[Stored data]

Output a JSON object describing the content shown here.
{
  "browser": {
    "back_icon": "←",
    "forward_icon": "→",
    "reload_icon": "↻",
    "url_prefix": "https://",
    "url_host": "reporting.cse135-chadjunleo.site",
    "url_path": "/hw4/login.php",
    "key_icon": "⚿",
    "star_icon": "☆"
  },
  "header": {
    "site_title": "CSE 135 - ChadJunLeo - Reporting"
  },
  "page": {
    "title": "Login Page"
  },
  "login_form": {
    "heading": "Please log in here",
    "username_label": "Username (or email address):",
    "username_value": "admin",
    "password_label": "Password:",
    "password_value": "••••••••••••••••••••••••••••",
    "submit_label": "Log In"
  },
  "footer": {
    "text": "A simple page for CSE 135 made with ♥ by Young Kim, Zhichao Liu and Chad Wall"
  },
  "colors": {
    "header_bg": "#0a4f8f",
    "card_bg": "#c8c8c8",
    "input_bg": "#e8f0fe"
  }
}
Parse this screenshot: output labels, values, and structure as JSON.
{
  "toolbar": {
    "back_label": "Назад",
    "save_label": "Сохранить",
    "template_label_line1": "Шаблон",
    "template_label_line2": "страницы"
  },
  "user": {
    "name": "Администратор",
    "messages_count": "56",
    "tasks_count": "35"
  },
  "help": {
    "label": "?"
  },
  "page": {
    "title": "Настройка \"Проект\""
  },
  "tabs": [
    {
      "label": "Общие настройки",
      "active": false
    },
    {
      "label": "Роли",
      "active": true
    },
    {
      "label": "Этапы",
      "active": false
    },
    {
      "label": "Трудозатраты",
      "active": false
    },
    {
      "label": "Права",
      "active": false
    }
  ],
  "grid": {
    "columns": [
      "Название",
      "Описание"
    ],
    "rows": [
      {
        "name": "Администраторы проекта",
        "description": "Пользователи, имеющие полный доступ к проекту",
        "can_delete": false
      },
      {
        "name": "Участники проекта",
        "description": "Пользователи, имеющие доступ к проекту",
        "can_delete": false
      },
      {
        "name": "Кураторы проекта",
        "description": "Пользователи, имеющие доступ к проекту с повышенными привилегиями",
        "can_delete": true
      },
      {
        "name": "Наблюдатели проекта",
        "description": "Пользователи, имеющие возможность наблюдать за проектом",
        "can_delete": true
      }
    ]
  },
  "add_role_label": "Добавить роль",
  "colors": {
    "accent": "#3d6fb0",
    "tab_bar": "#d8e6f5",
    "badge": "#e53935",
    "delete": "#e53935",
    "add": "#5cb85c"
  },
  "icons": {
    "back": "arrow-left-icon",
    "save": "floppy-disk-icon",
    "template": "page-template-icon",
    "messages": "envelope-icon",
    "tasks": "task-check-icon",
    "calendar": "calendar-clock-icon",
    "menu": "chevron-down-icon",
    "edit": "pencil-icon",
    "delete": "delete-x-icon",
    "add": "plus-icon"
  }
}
---
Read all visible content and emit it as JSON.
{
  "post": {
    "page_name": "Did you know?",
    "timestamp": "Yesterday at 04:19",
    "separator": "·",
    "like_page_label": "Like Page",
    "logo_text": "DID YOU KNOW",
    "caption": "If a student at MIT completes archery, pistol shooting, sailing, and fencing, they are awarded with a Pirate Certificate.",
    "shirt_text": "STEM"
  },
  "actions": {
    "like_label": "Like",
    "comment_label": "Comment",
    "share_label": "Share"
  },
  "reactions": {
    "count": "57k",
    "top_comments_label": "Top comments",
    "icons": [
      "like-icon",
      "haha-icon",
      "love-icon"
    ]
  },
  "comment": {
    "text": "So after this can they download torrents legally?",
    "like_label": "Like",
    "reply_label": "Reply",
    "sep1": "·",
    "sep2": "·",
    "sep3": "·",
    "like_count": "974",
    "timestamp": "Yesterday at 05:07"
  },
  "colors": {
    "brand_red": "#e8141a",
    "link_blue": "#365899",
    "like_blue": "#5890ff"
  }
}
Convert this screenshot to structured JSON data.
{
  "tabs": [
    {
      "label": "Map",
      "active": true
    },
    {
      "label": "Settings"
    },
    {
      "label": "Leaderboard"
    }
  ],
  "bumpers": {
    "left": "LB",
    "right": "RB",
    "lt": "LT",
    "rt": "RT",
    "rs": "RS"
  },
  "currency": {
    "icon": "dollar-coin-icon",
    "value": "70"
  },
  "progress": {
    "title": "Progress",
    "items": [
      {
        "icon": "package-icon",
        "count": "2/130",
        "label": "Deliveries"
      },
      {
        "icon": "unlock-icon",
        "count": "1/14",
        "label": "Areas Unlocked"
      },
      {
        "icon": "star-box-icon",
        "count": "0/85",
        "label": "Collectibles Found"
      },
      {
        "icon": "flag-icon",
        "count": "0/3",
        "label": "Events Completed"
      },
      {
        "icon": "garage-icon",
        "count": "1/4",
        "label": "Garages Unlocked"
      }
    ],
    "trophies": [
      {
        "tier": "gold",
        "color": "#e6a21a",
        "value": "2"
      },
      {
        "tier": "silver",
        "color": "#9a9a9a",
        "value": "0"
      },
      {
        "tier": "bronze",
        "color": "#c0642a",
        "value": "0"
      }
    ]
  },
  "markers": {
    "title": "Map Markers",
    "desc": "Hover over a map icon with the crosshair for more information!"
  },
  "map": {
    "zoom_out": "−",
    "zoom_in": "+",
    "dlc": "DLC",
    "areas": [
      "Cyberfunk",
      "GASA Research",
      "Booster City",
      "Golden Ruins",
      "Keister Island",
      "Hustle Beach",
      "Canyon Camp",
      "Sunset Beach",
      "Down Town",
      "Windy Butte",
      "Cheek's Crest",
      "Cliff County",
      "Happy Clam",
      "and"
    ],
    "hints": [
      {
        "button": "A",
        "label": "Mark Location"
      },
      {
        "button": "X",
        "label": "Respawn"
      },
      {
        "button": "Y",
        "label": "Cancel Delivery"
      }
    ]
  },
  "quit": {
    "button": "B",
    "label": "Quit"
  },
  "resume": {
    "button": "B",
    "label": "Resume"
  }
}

* Exercise instructions *
Copy all lines from the data that hold the word "screenshot".

* The output *
Parse this screenshot: output labels, values, and structure as JSON.
Convert this screenshot to structured JSON data.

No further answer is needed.